### Passage shown
By totaling the $AE$ value for all animal classes in the mob and multiplying that sum by the estimated intake per $AE$ (approximately $8\,kg$ of dry matter per day).

According to the Jones and Sandler model, how does increasing the stocking rate affect production per animal versus production per hectare?

Increasing the stocking rate decreases gain per animal due to competition and less grazing selection, but increases production per hectare up to a certain point before eventually declining.

What is a major economic constraint of 'set stocking' during environmental fluctuations like droughts?

It is not economical to frequently sell and rebuy animals to match fluctuating pasture production, which can lead to overgrazing and the need for expensive supplemental feeding.

In a research trial in Northern Australia, how was 'heavy stocking rate' expressed in terms of area?

It was expressed as $4\,ha$ per adult equivalent ($AE$).

What is the difference between short-term and long-term carrying capacity?

### Study material
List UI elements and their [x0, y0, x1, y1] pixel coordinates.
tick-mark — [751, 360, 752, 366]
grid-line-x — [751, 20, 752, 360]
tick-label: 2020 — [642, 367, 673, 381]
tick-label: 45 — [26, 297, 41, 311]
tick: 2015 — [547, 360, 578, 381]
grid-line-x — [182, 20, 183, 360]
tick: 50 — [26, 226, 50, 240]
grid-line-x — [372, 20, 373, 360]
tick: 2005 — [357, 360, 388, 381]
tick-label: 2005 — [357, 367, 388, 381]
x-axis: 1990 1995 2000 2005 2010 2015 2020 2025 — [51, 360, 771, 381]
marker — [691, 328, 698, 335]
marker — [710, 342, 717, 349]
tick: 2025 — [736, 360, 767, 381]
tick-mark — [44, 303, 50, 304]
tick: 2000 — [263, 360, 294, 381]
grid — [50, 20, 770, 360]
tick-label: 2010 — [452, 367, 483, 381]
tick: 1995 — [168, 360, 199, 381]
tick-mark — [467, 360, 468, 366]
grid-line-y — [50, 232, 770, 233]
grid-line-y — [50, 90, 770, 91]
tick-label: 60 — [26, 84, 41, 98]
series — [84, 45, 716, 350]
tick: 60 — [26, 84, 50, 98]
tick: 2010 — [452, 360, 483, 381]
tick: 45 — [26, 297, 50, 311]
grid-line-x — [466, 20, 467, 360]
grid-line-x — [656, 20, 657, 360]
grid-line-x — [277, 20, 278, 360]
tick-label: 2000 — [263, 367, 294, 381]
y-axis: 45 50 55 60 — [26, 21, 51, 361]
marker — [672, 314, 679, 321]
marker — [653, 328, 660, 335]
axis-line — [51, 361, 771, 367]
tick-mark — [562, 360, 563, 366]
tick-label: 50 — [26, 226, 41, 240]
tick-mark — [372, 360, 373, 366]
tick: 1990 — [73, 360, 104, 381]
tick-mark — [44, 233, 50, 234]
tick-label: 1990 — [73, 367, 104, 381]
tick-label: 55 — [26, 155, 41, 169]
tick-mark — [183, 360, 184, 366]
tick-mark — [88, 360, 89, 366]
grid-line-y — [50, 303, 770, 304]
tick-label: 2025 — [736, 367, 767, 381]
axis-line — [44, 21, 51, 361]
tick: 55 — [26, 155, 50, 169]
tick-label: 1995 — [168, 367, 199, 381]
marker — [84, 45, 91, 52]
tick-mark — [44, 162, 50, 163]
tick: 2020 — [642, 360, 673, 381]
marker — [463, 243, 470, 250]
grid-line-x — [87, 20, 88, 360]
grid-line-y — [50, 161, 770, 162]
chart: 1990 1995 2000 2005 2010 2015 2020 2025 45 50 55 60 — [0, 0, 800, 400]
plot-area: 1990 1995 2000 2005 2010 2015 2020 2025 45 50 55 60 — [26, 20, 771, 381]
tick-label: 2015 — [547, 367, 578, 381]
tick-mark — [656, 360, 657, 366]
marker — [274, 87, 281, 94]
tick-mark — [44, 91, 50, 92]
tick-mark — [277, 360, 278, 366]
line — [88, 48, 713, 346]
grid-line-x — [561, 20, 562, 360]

### Work task A
In the grazing text, how was "heavy stocking rate" expressed in terms of area in the Northern Australia research trial?
### Work task B
Copy the grazing text word for word, from "Increasing the stocking rate decreases" to "before eventually declining.", inclusive.
The rows have no connection to the grazing text.

### Result A
As 4 ha per adult equivalent (AE).

### Result B
Increasing the stocking rate decreases gain per animal due to competition and less grazing selection, but increases production per hectare up to a certain point before eventually declining.